[Records contained in a dataset]
-----

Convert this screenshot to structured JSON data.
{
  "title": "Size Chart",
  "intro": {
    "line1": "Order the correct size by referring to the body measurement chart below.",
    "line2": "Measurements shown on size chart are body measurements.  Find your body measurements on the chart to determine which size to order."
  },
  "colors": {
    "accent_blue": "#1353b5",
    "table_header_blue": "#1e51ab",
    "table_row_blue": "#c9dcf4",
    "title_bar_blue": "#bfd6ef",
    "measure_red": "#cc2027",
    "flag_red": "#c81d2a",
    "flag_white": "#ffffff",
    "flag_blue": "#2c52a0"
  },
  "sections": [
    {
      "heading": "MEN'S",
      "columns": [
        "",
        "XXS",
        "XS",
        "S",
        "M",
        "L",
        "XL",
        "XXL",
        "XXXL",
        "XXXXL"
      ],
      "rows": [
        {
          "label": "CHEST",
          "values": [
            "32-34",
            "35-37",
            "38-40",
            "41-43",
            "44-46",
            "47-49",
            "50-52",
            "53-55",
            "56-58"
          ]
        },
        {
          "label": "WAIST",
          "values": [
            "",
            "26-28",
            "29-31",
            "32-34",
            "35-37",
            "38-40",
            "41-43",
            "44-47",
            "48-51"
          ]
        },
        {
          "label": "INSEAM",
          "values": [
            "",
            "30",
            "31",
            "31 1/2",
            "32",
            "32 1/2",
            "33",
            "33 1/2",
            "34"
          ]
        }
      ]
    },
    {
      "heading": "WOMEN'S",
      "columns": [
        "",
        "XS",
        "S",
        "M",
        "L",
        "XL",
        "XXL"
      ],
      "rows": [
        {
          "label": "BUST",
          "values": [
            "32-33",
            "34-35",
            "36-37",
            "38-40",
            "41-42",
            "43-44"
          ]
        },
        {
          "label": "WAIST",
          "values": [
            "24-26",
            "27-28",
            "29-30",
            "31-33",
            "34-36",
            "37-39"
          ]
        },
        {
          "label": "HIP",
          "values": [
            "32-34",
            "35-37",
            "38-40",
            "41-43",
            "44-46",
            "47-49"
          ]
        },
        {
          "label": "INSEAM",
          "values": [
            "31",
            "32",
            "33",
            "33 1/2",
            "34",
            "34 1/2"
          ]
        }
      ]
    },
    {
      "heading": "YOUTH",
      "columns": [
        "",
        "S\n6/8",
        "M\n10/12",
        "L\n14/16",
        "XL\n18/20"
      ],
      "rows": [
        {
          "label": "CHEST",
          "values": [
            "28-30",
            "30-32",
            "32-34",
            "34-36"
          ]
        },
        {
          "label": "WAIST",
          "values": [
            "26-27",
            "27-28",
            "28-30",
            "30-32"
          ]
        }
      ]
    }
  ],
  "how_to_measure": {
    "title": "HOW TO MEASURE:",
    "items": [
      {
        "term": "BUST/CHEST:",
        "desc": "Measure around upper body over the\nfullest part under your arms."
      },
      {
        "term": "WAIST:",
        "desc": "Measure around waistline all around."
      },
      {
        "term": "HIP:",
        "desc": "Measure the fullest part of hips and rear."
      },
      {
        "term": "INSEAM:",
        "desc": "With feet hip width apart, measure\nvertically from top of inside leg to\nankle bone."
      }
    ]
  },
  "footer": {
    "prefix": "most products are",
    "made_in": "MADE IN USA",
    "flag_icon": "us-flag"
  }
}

-----

### What needs to be done
Reproduce the records above exactly as they appear.

### Answer
Convert this screenshot to structured JSON data.
{
  "title": "Size Chart",
  "intro": {
    "line1": "Order the correct size by referring to the body measurement chart below.",
    "line2": "Measurements shown on size chart are body measurements.  Find your body measurements on the chart to determine which size to order."
  },
  "colors": {
    "accent_blue": "#1353b5",
    "table_header_blue": "#1e51ab",
    "table_row_blue": "#c9dcf4",
    "title_bar_blue": "#bfd6ef",
    "measure_red": "#cc2027",
    "flag_red": "#c81d2a",
    "flag_white": "#ffffff",
    "flag_blue": "#2c52a0"
  },
  "sections": [
    {
      "heading": "MEN'S",
      "columns": [
        "",
        "XXS",
        "XS",
        "S",
        "M",
        "L",
        "XL",
        "XXL",
        "XXXL",
        "XXXXL"
      ],
      "rows": [
        {
          "label": "CHEST",
          "values": [
            "32-34",
            "35-37",
            "38-40",
            "41-43",
            "44-46",
            "47-49",
            "50-52",
            "53-55",
            "56-58"
          ]
        },
        {
          "label": "WAIST",
          "values": [
            "",
            "26-28",
            "29-31",
            "32-34",
            "35-37",
            "38-40",
            "41-43",
            "44-47",
            "48-51"
          ]
        },
        {
          "label": "INSEAM",
          "values": [
            "",
            "30",
            "31",
            "31 1/2",
            "32",
            "32 1/2",
            "33",
            "33 1/2",
            "34"
          ]
        }
      ]
    },
    {
      "heading": "WOMEN'S",
      "columns": [
        "",
        "XS",
        "S",
        "M",
        "L",
        "XL",
        "XXL"
      ],
      "rows": [
        {
          "label": "BUST",
          "values": [
            "32-33",
            "34-35",
            "36-37",
            "38-40",
            "41-42",
            "43-44"
          ]
        },
        {
          "label": "WAIST",
          "values": [
            "24-26",
            "27-28",
            "29-30",
            "31-33",
            "34-36",
            "37-39"
          ]
        },
        {
          "label": "HIP",
          "values": [
            "32-34",
            "35-37",
            "38-40",
            "41-43",
            "44-46",
            "47-49"
          ]
        },
        {
          "label": "INSEAM",
          "values": [
            "31",
            "32",
            "33",
            "33 1/2",
            "34",
            "34 1/2"
          ]
        }
      ]
    },
    {
      "heading": "YOUTH",
      "columns": [
        "",
        "S\n6/8",
        "M\n10/12",
        "L\n14/16",
        "XL\n18/20"
      ],
      "rows": [
        {
          "label": "CHEST",
          "values": [
            "28-30",
            "30-32",
            "32-34",
            "34-36"
          ]
        },
        {
          "label": "WAIST",
          "values": [
            "26-27",
            "27-28",
            "28-30",
            "30-32"
          ]
        }
      ]
    }
  ],
  "how_to_measure": {
    "title": "HOW TO MEASURE:",
    "items": [
      {
        "term": "BUST/CHEST:",
        "desc": "Measure around upper body over the\nfullest part under your arms."
      },
      {
        "term": "WAIST:",
        "desc": "Measure around waistline all around."
      },
      {
        "term": "HIP:",
        "desc": "Measure the fullest part of hips and rear."
      },
      {
        "term": "INSEAM:",
        "desc": "With feet hip width apart, measure\nvertically from top of inside leg to\nankle bone."
      }
    ]
  },
  "footer": {
    "prefix": "most products are",
    "made_in": "MADE IN USA",
    "flag_icon": "us-flag"
  }
}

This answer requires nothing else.